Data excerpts
--------------------

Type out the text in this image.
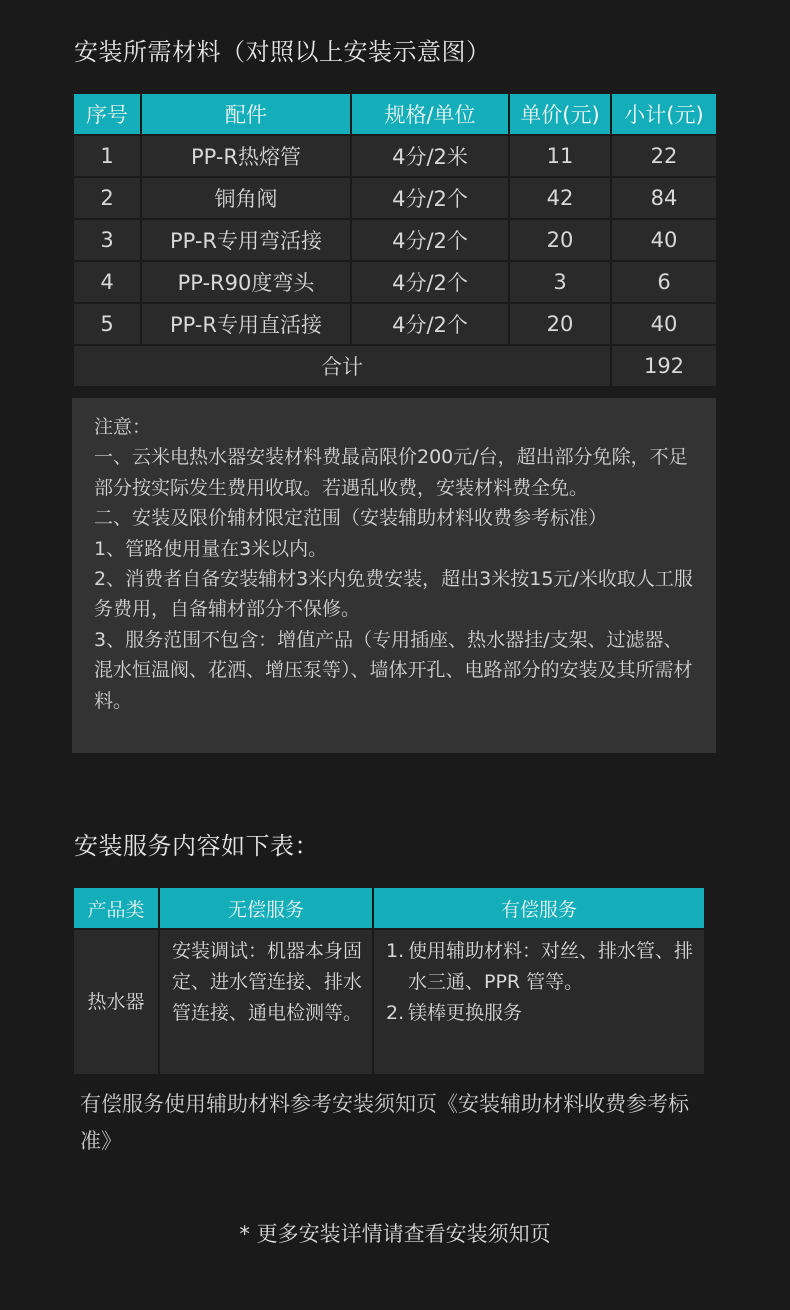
安装所需材料（对照以上安装示意图）
序号	配件	规格/单位	单价(元)	小计(元)
1	PP-R热熔管	4分/2米	11	22
2	铜角阀	4分/2个	42	84
3	PP-R专用弯活接	4分/2个	20	40
4	PP-R90度弯头	4分/2个	3	6
5	PP-R专用直活接	4分/2个	20	40
合计				192

注意：

一、云米电热水器安装材料费最高限价200元/台，超出部分免除，不足部分按实际发生费用收取。若遇乱收费，安装材料费全免。

二、安装及限价辅材限定范围（安装辅助材料收费参考标准）

1、管路使用量在3米以内。

2、消费者自备安装辅材3米内免费安装，超出3米按15元/米收取人工服务费用，自备辅材部分不保修。

3、服务范围不包含：增值产品（专用插座、热水器挂/支架、过滤器、混水恒温阀、花洒、增压泵等）、墙体开孔、电路部分的安装及其所需材料。

安装服务内容如下表：
产品类	无偿服务	有偿服务
热水器	安装调试：机器本身固定、进水管连接、排水管连接、通电检测等。	1. 使用辅助材料：对丝、排水管、排水三通、PPR 管等。
2. 镁棒更换服务
有偿服务使用辅助材料参考安装须知页《安装辅助材料收费参考标准》
* 更多安装详情请查看安装须知页
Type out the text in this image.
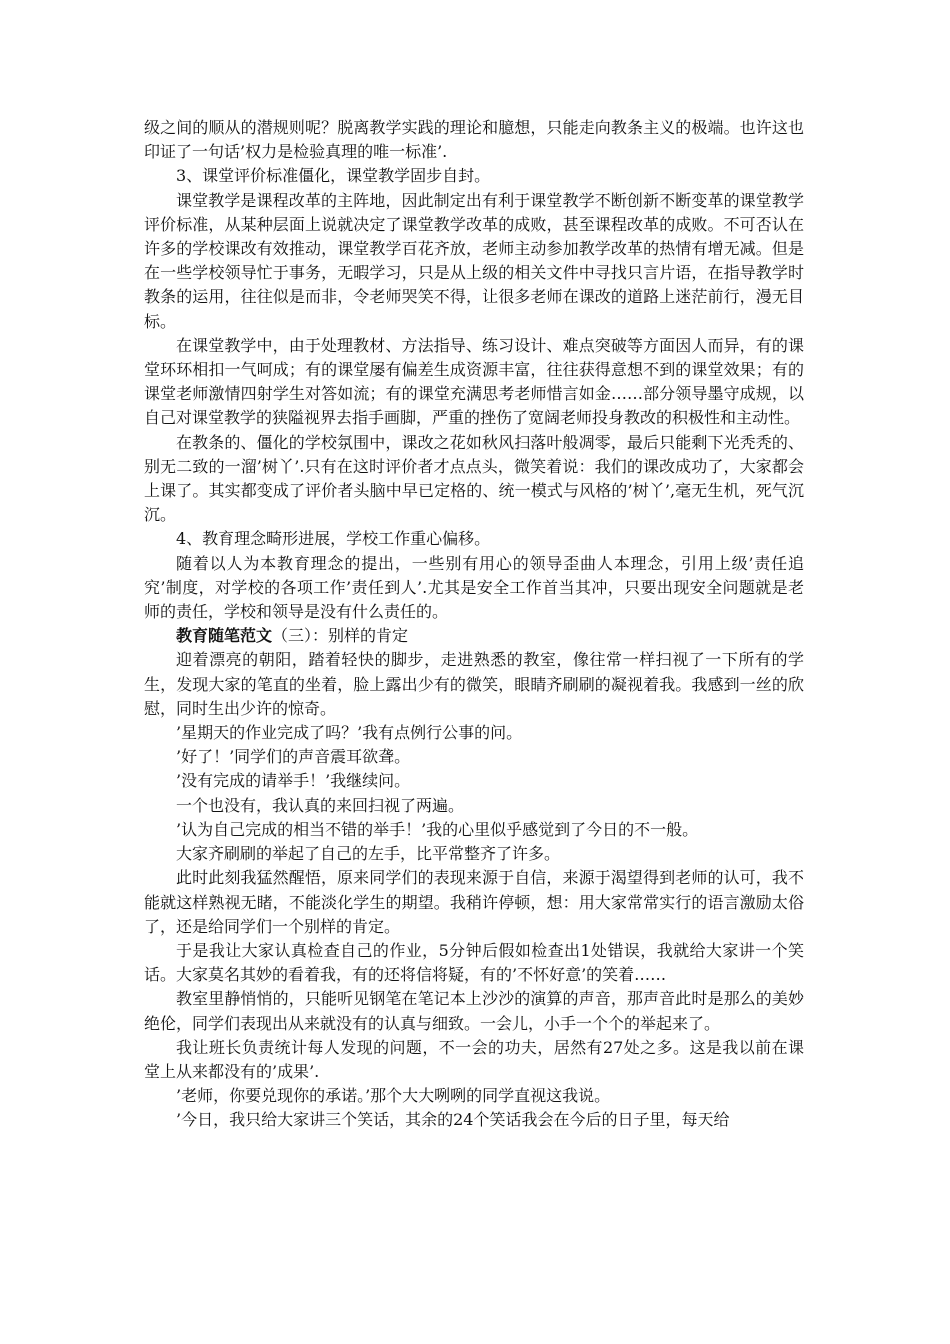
级之间的顺从的潜规则呢？脱离教学实践的理论和臆想，只能走向教条主义的极端。也许这也印证了一句话’权力是检验真理的唯一标准’.

3、课堂评价标准僵化，课堂教学固步自封。

课堂教学是课程改革的主阵地，因此制定出有利于课堂教学不断创新不断变革的课堂教学评价标准，从某种层面上说就决定了课堂教学改革的成败，甚至课程改革的成败。不可否认在许多的学校课改有效推动，课堂教学百花齐放，老师主动参加教学改革的热情有增无减。但是在一些学校领导忙于事务，无暇学习，只是从上级的相关文件中寻找只言片语，在指导教学时教条的运用，往往似是而非，令老师哭笑不得，让很多老师在课改的道路上迷茫前行，漫无目标。

在课堂教学中，由于处理教材、方法指导、练习设计、难点突破等方面因人而异，有的课堂环环相扣一气呵成；有的课堂屡有偏差生成资源丰富，往往获得意想不到的课堂效果；有的课堂老师激情四射学生对答如流；有的课堂充满思考老师惜言如金……部分领导墨守成规，以自己对课堂教学的狭隘视界去指手画脚，严重的挫伤了宽阔老师投身教改的积极性和主动性。

在教条的、僵化的学校氛围中，课改之花如秋风扫落叶般凋零，最后只能剩下光秃秃的、别无二致的一溜’树丫’.只有在这时评价者才点点头，微笑着说：我们的课改成功了，大家都会上课了。其实都变成了评价者头脑中早已定格的、统一模式与风格的’树丫’,毫无生机，死气沉沉。

4、教育理念畸形进展，学校工作重心偏移。

随着以人为本教育理念的提出，一些别有用心的领导歪曲人本理念，引用上级’责任追究’制度，对学校的各项工作’责任到人’.尤其是安全工作首当其冲，只要出现安全问题就是老师的责任，学校和领导是没有什么责任的。

教育随笔范文（三）：别样的肯定

迎着漂亮的朝阳，踏着轻快的脚步，走进熟悉的教室，像往常一样扫视了一下所有的学生，发现大家的笔直的坐着，脸上露出少有的微笑，眼睛齐刷刷的凝视着我。我感到一丝的欣慰，同时生出少许的惊奇。

’星期天的作业完成了吗？’我有点例行公事的问。

’好了！’同学们的声音震耳欲聋。

’没有完成的请举手！’我继续问。

一个也没有，我认真的来回扫视了两遍。

’认为自己完成的相当不错的举手！’我的心里似乎感觉到了今日的不一般。

大家齐刷刷的举起了自己的左手，比平常整齐了许多。

此时此刻我猛然醒悟，原来同学们的表现来源于自信，来源于渴望得到老师的认可，我不能就这样熟视无睹，不能淡化学生的期望。我稍许停顿，想：用大家常常实行的语言激励太俗了，还是给同学们一个别样的肯定。

于是我让大家认真检查自己的作业，5分钟后假如检查出1处错误，我就给大家讲一个笑话。大家莫名其妙的看着我，有的还将信将疑，有的’不怀好意’的笑着……

教室里静悄悄的，只能听见钢笔在笔记本上沙沙的演算的声音，那声音此时是那么的美妙绝伦，同学们表现出从来就没有的认真与细致。一会儿，小手一个个的举起来了。

我让班长负责统计每人发现的问题，不一会的功夫，居然有27处之多。这是我以前在课堂上从来都没有的’成果’.

’老师，你要兑现你的承诺。’那个大大咧咧的同学直视这我说。

’今日，我只给大家讲三个笑话，其余的24个笑话我会在今后的日子里，每天给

--------------------

TASK: Images do not belong in the copy; reproduce all other parts of the records above verbatim.

ANSWER BELOW:
Type out the text in this image.
安装所需材料（对照以上安装示意图）
序号	配件	规格/单位	单价(元)	小计(元)
1	PP-R热熔管	4分/2米	11	22
2	铜角阀	4分/2个	42	84
3	PP-R专用弯活接	4分/2个	20	40
4	PP-R90度弯头	4分/2个	3	6
5	PP-R专用直活接	4分/2个	20	40
合计				192

注意：

一、云米电热水器安装材料费最高限价200元/台，超出部分免除，不足部分按实际发生费用收取。若遇乱收费，安装材料费全免。

二、安装及限价辅材限定范围（安装辅助材料收费参考标准）

1、管路使用量在3米以内。

2、消费者自备安装辅材3米内免费安装，超出3米按15元/米收取人工服务费用，自备辅材部分不保修。

3、服务范围不包含：增值产品（专用插座、热水器挂/支架、过滤器、混水恒温阀、花洒、增压泵等）、墙体开孔、电路部分的安装及其所需材料。

安装服务内容如下表：
产品类	无偿服务	有偿服务
热水器	安装调试：机器本身固定、进水管连接、排水管连接、通电检测等。	1. 使用辅助材料：对丝、排水管、排水三通、PPR 管等。
2. 镁棒更换服务
有偿服务使用辅助材料参考安装须知页《安装辅助材料收费参考标准》
* 更多安装详情请查看安装须知页
Type out the text in this image.
级之间的顺从的潜规则呢？脱离教学实践的理论和臆想，只能走向教条主义的极端。也许这也印证了一句话’权力是检验真理的唯一标准’.

3、课堂评价标准僵化，课堂教学固步自封。

课堂教学是课程改革的主阵地，因此制定出有利于课堂教学不断创新不断变革的课堂教学评价标准，从某种层面上说就决定了课堂教学改革的成败，甚至课程改革的成败。不可否认在许多的学校课改有效推动，课堂教学百花齐放，老师主动参加教学改革的热情有增无减。但是在一些学校领导忙于事务，无暇学习，只是从上级的相关文件中寻找只言片语，在指导教学时教条的运用，往往似是而非，令老师哭笑不得，让很多老师在课改的道路上迷茫前行，漫无目标。

在课堂教学中，由于处理教材、方法指导、练习设计、难点突破等方面因人而异，有的课堂环环相扣一气呵成；有的课堂屡有偏差生成资源丰富，往往获得意想不到的课堂效果；有的课堂老师激情四射学生对答如流；有的课堂充满思考老师惜言如金……部分领导墨守成规，以自己对课堂教学的狭隘视界去指手画脚，严重的挫伤了宽阔老师投身教改的积极性和主动性。

在教条的、僵化的学校氛围中，课改之花如秋风扫落叶般凋零，最后只能剩下光秃秃的、别无二致的一溜’树丫’.只有在这时评价者才点点头，微笑着说：我们的课改成功了，大家都会上课了。其实都变成了评价者头脑中早已定格的、统一模式与风格的’树丫’,毫无生机，死气沉沉。

4、教育理念畸形进展，学校工作重心偏移。

随着以人为本教育理念的提出，一些别有用心的领导歪曲人本理念，引用上级’责任追究’制度，对学校的各项工作’责任到人’.尤其是安全工作首当其冲，只要出现安全问题就是老师的责任，学校和领导是没有什么责任的。

教育随笔范文（三）：别样的肯定

迎着漂亮的朝阳，踏着轻快的脚步，走进熟悉的教室，像往常一样扫视了一下所有的学生，发现大家的笔直的坐着，脸上露出少有的微笑，眼睛齐刷刷的凝视着我。我感到一丝的欣慰，同时生出少许的惊奇。

’星期天的作业完成了吗？’我有点例行公事的问。

’好了！’同学们的声音震耳欲聋。

’没有完成的请举手！’我继续问。

一个也没有，我认真的来回扫视了两遍。

’认为自己完成的相当不错的举手！’我的心里似乎感觉到了今日的不一般。

大家齐刷刷的举起了自己的左手，比平常整齐了许多。

此时此刻我猛然醒悟，原来同学们的表现来源于自信，来源于渴望得到老师的认可，我不能就这样熟视无睹，不能淡化学生的期望。我稍许停顿，想：用大家常常实行的语言激励太俗了，还是给同学们一个别样的肯定。

于是我让大家认真检查自己的作业，5分钟后假如检查出1处错误，我就给大家讲一个笑话。大家莫名其妙的看着我，有的还将信将疑，有的’不怀好意’的笑着……

教室里静悄悄的，只能听见钢笔在笔记本上沙沙的演算的声音，那声音此时是那么的美妙绝伦，同学们表现出从来就没有的认真与细致。一会儿，小手一个个的举起来了。

我让班长负责统计每人发现的问题，不一会的功夫，居然有27处之多。这是我以前在课堂上从来都没有的’成果’.

’老师，你要兑现你的承诺。’那个大大咧咧的同学直视这我说。

’今日，我只给大家讲三个笑话，其余的24个笑话我会在今后的日子里，每天给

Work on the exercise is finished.